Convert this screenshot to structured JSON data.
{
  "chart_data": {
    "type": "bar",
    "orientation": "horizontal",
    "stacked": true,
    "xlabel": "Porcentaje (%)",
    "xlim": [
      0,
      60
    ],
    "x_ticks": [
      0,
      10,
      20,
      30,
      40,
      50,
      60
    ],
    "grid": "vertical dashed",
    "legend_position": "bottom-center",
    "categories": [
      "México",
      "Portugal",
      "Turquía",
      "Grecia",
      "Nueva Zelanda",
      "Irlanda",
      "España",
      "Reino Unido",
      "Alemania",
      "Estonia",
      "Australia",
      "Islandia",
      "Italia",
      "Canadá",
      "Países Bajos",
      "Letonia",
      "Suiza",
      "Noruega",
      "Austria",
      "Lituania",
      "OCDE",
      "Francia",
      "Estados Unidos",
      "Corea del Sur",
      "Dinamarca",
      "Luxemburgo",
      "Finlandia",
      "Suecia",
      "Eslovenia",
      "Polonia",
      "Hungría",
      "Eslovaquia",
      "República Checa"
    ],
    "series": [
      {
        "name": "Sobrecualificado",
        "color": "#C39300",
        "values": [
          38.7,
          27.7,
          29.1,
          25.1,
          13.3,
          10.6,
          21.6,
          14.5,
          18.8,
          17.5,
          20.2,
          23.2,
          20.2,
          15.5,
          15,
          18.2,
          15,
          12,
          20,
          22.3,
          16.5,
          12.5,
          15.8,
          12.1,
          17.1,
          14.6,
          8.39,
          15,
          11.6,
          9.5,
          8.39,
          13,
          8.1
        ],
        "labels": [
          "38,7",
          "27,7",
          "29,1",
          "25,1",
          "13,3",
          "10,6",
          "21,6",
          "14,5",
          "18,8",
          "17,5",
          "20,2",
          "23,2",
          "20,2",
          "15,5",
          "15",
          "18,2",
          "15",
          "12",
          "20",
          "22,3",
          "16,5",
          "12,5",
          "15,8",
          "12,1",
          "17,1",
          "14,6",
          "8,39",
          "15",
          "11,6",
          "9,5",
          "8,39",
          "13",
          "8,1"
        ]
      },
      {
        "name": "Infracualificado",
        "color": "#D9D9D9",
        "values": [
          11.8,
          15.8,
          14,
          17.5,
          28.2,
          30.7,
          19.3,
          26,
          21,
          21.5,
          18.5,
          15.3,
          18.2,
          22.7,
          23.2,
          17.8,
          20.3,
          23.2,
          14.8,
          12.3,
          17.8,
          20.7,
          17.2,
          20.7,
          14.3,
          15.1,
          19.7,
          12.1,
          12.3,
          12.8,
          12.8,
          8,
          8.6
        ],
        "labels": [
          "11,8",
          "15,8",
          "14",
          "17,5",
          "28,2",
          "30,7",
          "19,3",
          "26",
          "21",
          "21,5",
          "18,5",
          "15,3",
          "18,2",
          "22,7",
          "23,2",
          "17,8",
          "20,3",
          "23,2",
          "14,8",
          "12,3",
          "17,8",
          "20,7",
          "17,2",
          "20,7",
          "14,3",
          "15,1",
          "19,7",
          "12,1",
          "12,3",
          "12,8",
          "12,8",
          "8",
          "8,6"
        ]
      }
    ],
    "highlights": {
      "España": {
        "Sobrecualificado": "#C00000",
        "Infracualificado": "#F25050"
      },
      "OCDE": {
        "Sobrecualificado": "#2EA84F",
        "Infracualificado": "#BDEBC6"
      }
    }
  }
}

————————

Aim of the task: Set down all of the entries exactly, please.

Answer to this task:
Convert this screenshot to structured JSON data.
{
  "chart_data": {
    "type": "bar",
    "orientation": "horizontal",
    "stacked": true,
    "xlabel": "Porcentaje (%)",
    "xlim": [
      0,
      60
    ],
    "x_ticks": [
      0,
      10,
      20,
      30,
      40,
      50,
      60
    ],
    "grid": "vertical dashed",
    "legend_position": "bottom-center",
    "categories": [
      "México",
      "Portugal",
      "Turquía",
      "Grecia",
      "Nueva Zelanda",
      "Irlanda",
      "España",
      "Reino Unido",
      "Alemania",
      "Estonia",
      "Australia",
      "Islandia",
      "Italia",
      "Canadá",
      "Países Bajos",
      "Letonia",
      "Suiza",
      "Noruega",
      "Austria",
      "Lituania",
      "OCDE",
      "Francia",
      "Estados Unidos",
      "Corea del Sur",
      "Dinamarca",
      "Luxemburgo",
      "Finlandia",
      "Suecia",
      "Eslovenia",
      "Polonia",
      "Hungría",
      "Eslovaquia",
      "República Checa"
    ],
    "series": [
      {
        "name": "Sobrecualificado",
        "color": "#C39300",
        "values": [
          38.7,
          27.7,
          29.1,
          25.1,
          13.3,
          10.6,
          21.6,
          14.5,
          18.8,
          17.5,
          20.2,
          23.2,
          20.2,
          15.5,
          15,
          18.2,
          15,
          12,
          20,
          22.3,
          16.5,
          12.5,
          15.8,
          12.1,
          17.1,
          14.6,
          8.39,
          15,
          11.6,
          9.5,
          8.39,
          13,
          8.1
        ],
        "labels": [
          "38,7",
          "27,7",
          "29,1",
          "25,1",
          "13,3",
          "10,6",
          "21,6",
          "14,5",
          "18,8",
          "17,5",
          "20,2",
          "23,2",
          "20,2",
          "15,5",
          "15",
          "18,2",
          "15",
          "12",
          "20",
          "22,3",
          "16,5",
          "12,5",
          "15,8",
          "12,1",
          "17,1",
          "14,6",
          "8,39",
          "15",
          "11,6",
          "9,5",
          "8,39",
          "13",
          "8,1"
        ]
      },
      {
        "name": "Infracualificado",
        "color": "#D9D9D9",
        "values": [
          11.8,
          15.8,
          14,
          17.5,
          28.2,
          30.7,
          19.3,
          26,
          21,
          21.5,
          18.5,
          15.3,
          18.2,
          22.7,
          23.2,
          17.8,
          20.3,
          23.2,
          14.8,
          12.3,
          17.8,
          20.7,
          17.2,
          20.7,
          14.3,
          15.1,
          19.7,
          12.1,
          12.3,
          12.8,
          12.8,
          8,
          8.6
        ],
        "labels": [
          "11,8",
          "15,8",
          "14",
          "17,5",
          "28,2",
          "30,7",
          "19,3",
          "26",
          "21",
          "21,5",
          "18,5",
          "15,3",
          "18,2",
          "22,7",
          "23,2",
          "17,8",
          "20,3",
          "23,2",
          "14,8",
          "12,3",
          "17,8",
          "20,7",
          "17,2",
          "20,7",
          "14,3",
          "15,1",
          "19,7",
          "12,1",
          "12,3",
          "12,8",
          "12,8",
          "8",
          "8,6"
        ]
      }
    ],
    "highlights": {
      "España": {
        "Sobrecualificado": "#C00000",
        "Infracualificado": "#F25050"
      },
      "OCDE": {
        "Sobrecualificado": "#2EA84F",
        "Infracualificado": "#BDEBC6"
      }
    }
  }
}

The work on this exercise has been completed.